EXERCISE A :: Name every member of the Miami Showband mentioned in the article about the band that follows.

EXTRACT TO READ ::
Every time Des McAlea travels the road between Belfast and Dublin he stops to pay his respects to his friends Fran O’Toole, Brian McCoy and Tony Geraghty. When he makes that same journey this week, it will be different.

“I’m going to have a chat with Fran, Brian and Tony, and I’m going to tell them about what happened, and that I’m so glad we got closure for their families.

“I’m going to leave flowers and I’m going to say a few prayers and I’m going to wish them a Happy Christmas.

“It’s going to be very emotional, but it’s something I want to do and I will do.”

On a summer’s night in July 1975 the friends – all members of the Miami Showband – were travelling home to Dublin from a gig in Banbridge, Co Down. Near Newry they were stopped at a fake checkpoint set up by Ulster Defence Regiment (UDR) soldiers and Ulster Volunteer Force (UVF) paramilitaries. O’Toole, McCoy and Geraghty were murdered; McAlea and another band member, Stephen Travers, survived.

Last Monday they and relatives of the victims were awarded £1.5 million in total damages at the High Court in Belfast to settle claims against the Ministry of Defence and the Police Service of Northern Ireland (PSNI) over collusion between the security forces and loyalist paramilitaries.

“We got justice, and I just want to see all the others – there’s the Dublin and Monaghan bombings, there’s the Omagh bombings – I would love to see all these people getting justice,” says McAlea. “I hope our case sets a precedent.”

For more than 50 years, the “Miami” has been part of McAlea’s life. In his livingroom in Belfast he sits surrounded by photographs of his bandmates. “I wake up to this every day, it’s with me 24 hours a day, 365 days of the year, and to be honest with you, that’s the way I want it.”

A talented saxophonist, he joined the band in 1967, aged 18. “It was very, very exciting. We would have 2,000 people inside a ballroom and 2,000 people outside a ballroom…The adoration we got from the fans was just incredible, the screaming at us and begging us for autographs and photographs, they were just incredible years.

“We had good times, and working with Fran – Fran was like my brother, as were all the guys, we were all one big happy family, and Fran was my songwriting partner and I miss the guys so much, so much.”

[Region and label listings]
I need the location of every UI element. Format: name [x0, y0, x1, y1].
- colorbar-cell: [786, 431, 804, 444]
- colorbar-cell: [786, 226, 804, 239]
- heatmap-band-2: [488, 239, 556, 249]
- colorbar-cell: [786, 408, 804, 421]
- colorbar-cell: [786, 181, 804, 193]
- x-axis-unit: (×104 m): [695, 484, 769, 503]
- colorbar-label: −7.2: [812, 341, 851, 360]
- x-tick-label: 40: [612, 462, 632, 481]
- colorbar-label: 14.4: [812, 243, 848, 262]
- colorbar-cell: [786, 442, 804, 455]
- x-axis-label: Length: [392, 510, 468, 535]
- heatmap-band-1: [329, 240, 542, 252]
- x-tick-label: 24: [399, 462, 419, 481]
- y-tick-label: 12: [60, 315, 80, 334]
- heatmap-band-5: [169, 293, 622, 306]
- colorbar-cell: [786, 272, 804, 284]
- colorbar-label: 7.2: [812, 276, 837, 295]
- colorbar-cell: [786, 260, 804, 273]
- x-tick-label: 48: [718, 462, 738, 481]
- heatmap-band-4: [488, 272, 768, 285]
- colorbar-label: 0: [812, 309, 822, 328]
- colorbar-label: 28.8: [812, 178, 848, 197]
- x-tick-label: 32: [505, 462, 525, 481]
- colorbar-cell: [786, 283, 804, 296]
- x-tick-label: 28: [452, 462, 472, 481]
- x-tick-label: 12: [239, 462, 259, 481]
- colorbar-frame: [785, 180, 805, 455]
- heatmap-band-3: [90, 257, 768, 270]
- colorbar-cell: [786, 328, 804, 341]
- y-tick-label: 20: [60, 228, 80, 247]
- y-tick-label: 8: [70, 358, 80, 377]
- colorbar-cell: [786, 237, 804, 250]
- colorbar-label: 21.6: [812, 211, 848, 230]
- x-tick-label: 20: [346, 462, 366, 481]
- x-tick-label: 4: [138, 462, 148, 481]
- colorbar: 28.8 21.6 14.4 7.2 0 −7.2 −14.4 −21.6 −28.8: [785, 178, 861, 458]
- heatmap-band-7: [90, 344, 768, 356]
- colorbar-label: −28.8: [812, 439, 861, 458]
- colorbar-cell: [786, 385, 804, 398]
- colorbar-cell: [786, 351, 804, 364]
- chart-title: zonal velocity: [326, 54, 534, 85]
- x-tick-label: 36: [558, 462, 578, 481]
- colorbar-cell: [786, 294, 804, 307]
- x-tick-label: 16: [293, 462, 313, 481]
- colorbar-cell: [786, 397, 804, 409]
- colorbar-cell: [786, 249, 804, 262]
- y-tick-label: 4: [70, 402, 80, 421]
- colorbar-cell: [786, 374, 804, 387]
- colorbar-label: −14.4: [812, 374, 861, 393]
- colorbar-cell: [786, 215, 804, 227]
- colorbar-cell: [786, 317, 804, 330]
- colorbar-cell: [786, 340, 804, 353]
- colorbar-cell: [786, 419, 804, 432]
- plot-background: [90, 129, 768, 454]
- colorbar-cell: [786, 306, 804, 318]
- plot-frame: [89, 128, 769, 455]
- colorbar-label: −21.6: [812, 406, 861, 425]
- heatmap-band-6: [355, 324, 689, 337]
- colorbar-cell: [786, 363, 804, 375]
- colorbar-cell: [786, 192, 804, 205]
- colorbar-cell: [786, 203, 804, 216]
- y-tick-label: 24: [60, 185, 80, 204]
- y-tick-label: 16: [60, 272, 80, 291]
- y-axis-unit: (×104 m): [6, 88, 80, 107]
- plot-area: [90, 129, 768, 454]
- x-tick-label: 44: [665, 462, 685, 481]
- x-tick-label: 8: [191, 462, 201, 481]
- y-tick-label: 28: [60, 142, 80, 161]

EXERCISE B :: Copy out the records, starting at their first line and ending at the line containing "- plot-background: [90, 129, 768, 454]", with both of those lines included.

FINISHED ANSWER A :: Des McAlea, Fran O'Toole, Brian McCoy, Tony Geraghty, Stephen Travers

FINISHED ANSWER B ::
I need the location of every UI element. Format: name [x0, y0, x1, y1].
- colorbar-cell: [786, 431, 804, 444]
- colorbar-cell: [786, 226, 804, 239]
- heatmap-band-2: [488, 239, 556, 249]
- colorbar-cell: [786, 408, 804, 421]
- colorbar-cell: [786, 181, 804, 193]
- x-axis-unit: (×104 m): [695, 484, 769, 503]
- colorbar-label: −7.2: [812, 341, 851, 360]
- x-tick-label: 40: [612, 462, 632, 481]
- colorbar-label: 14.4: [812, 243, 848, 262]
- colorbar-cell: [786, 442, 804, 455]
- x-axis-label: Length: [392, 510, 468, 535]
- heatmap-band-1: [329, 240, 542, 252]
- x-tick-label: 24: [399, 462, 419, 481]
- y-tick-label: 12: [60, 315, 80, 334]
- heatmap-band-5: [169, 293, 622, 306]
- colorbar-cell: [786, 272, 804, 284]
- colorbar-label: 7.2: [812, 276, 837, 295]
- colorbar-cell: [786, 260, 804, 273]
- x-tick-label: 48: [718, 462, 738, 481]
- heatmap-band-4: [488, 272, 768, 285]
- colorbar-label: 0: [812, 309, 822, 328]
- colorbar-label: 28.8: [812, 178, 848, 197]
- x-tick-label: 32: [505, 462, 525, 481]
- colorbar-cell: [786, 283, 804, 296]
- x-tick-label: 28: [452, 462, 472, 481]
- x-tick-label: 12: [239, 462, 259, 481]
- colorbar-frame: [785, 180, 805, 455]
- heatmap-band-3: [90, 257, 768, 270]
- colorbar-cell: [786, 328, 804, 341]
- y-tick-label: 20: [60, 228, 80, 247]
- y-tick-label: 8: [70, 358, 80, 377]
- colorbar-cell: [786, 237, 804, 250]
- colorbar-label: 21.6: [812, 211, 848, 230]
- x-tick-label: 20: [346, 462, 366, 481]
- x-tick-label: 4: [138, 462, 148, 481]
- colorbar: 28.8 21.6 14.4 7.2 0 −7.2 −14.4 −21.6 −28.8: [785, 178, 861, 458]
- heatmap-band-7: [90, 344, 768, 356]
- colorbar-label: −28.8: [812, 439, 861, 458]
- colorbar-cell: [786, 385, 804, 398]
- colorbar-cell: [786, 351, 804, 364]
- chart-title: zonal velocity: [326, 54, 534, 85]
- x-tick-label: 36: [558, 462, 578, 481]
- colorbar-cell: [786, 294, 804, 307]
- x-tick-label: 16: [293, 462, 313, 481]
- colorbar-cell: [786, 397, 804, 409]
- colorbar-cell: [786, 249, 804, 262]
- y-tick-label: 4: [70, 402, 80, 421]
- colorbar-cell: [786, 374, 804, 387]
- colorbar-label: −14.4: [812, 374, 861, 393]
- colorbar-cell: [786, 215, 804, 227]
- colorbar-cell: [786, 317, 804, 330]
- colorbar-cell: [786, 340, 804, 353]
- colorbar-cell: [786, 419, 804, 432]
- plot-background: [90, 129, 768, 454]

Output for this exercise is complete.